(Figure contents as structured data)

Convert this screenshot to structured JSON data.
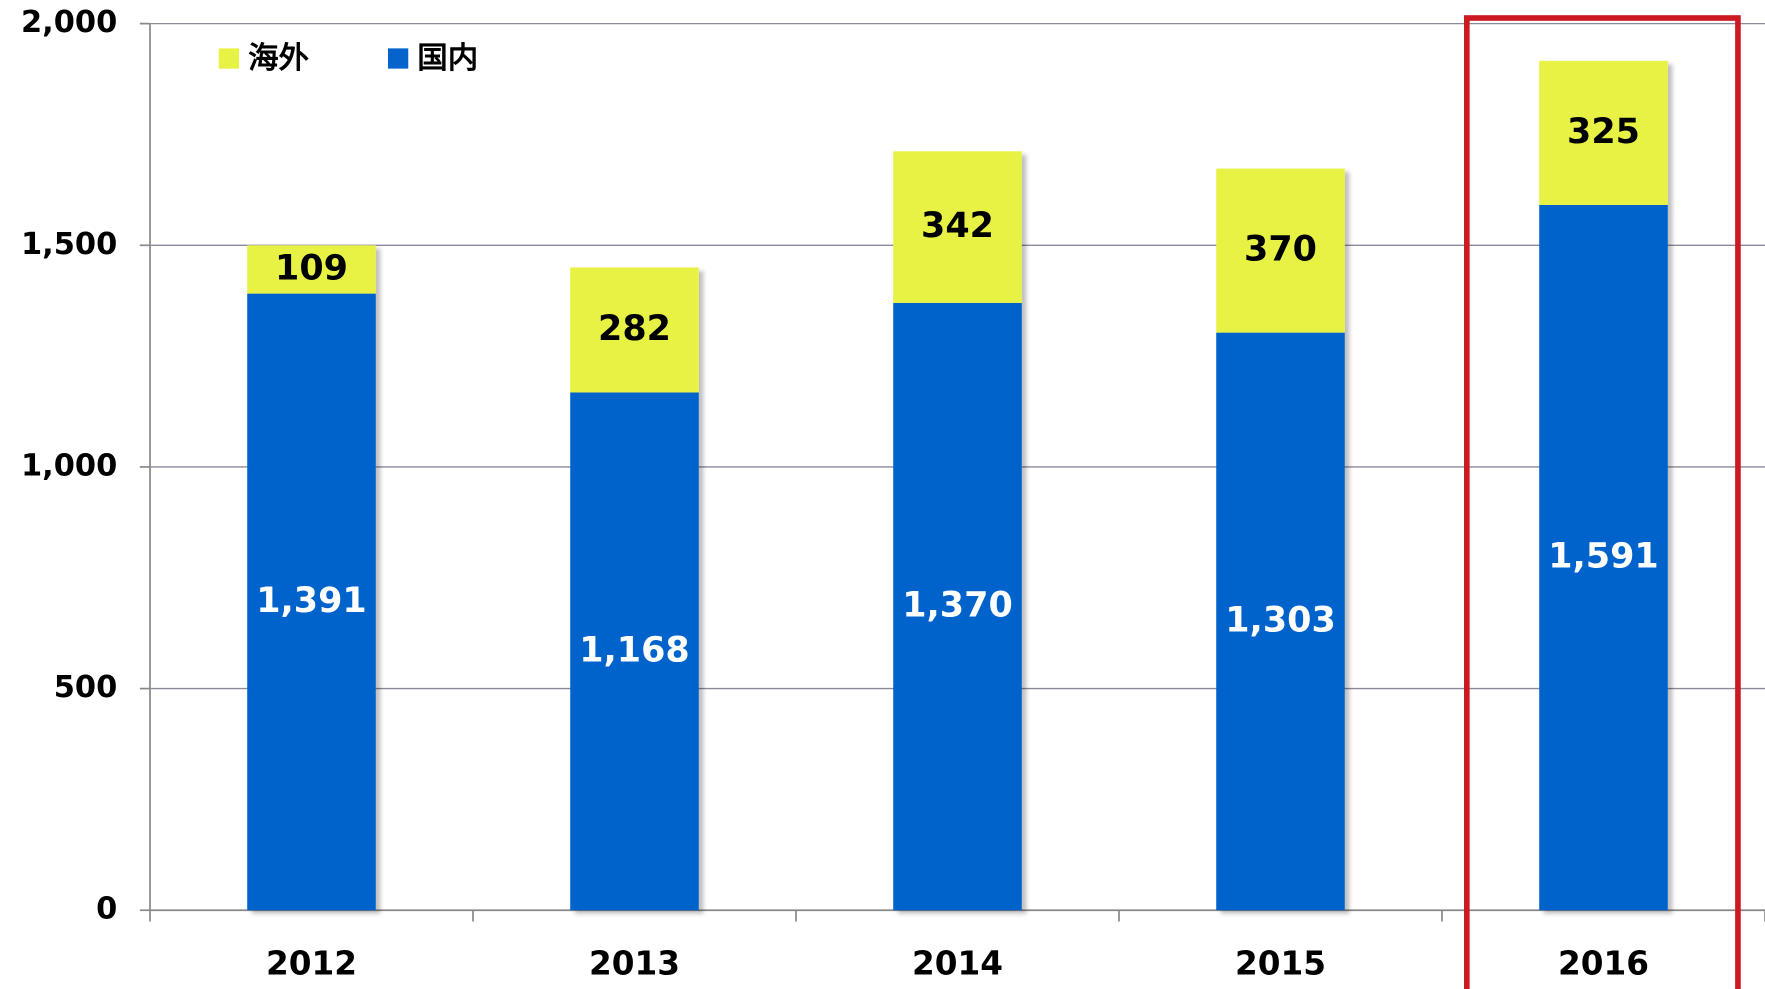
{
  "chart_data": {
    "type": "stacked_bar",
    "categories": [
      "2012",
      "2013",
      "2014",
      "2015",
      "2016"
    ],
    "series": [
      {
        "name": "国内",
        "color": "#0563cc",
        "values": [
          1391,
          1168,
          1370,
          1303,
          1591
        ],
        "value_labels": [
          "1,391",
          "1,168",
          "1,370",
          "1,303",
          "1,591"
        ]
      },
      {
        "name": "海外",
        "color": "#e8f244",
        "values": [
          109,
          282,
          342,
          370,
          325
        ]
      }
    ],
    "ylim": [
      0,
      2000
    ],
    "yticks": [
      0,
      500,
      {
        "value": 1000,
        "label": "1,000"
      },
      {
        "value": 1500,
        "label": "1,500"
      },
      {
        "value": 2000,
        "label": "2,000"
      }
    ],
    "grid": true,
    "legend": "top-left"
  }
}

**BRIEF:**
Exclude every picture and copy the remaining data exactly.

**FULL OUTPUT:**
Convert this screenshot to structured JSON data.
{
  "chart_data": {
    "type": "stacked_bar",
    "categories": [
      "2012",
      "2013",
      "2014",
      "2015",
      "2016"
    ],
    "series": [
      {
        "name": "国内",
        "color": "#0563cc",
        "values": [
          1391,
          1168,
          1370,
          1303,
          1591
        ],
        "value_labels": [
          "1,391",
          "1,168",
          "1,370",
          "1,303",
          "1,591"
        ]
      },
      {
        "name": "海外",
        "color": "#e8f244",
        "values": [
          109,
          282,
          342,
          370,
          325
        ]
      }
    ],
    "ylim": [
      0,
      2000
    ],
    "yticks": [
      0,
      500,
      {
        "value": 1000,
        "label": "1,000"
      },
      {
        "value": 1500,
        "label": "1,500"
      },
      {
        "value": 2000,
        "label": "2,000"
      }
    ],
    "grid": true,
    "legend": "top-left"
  }
}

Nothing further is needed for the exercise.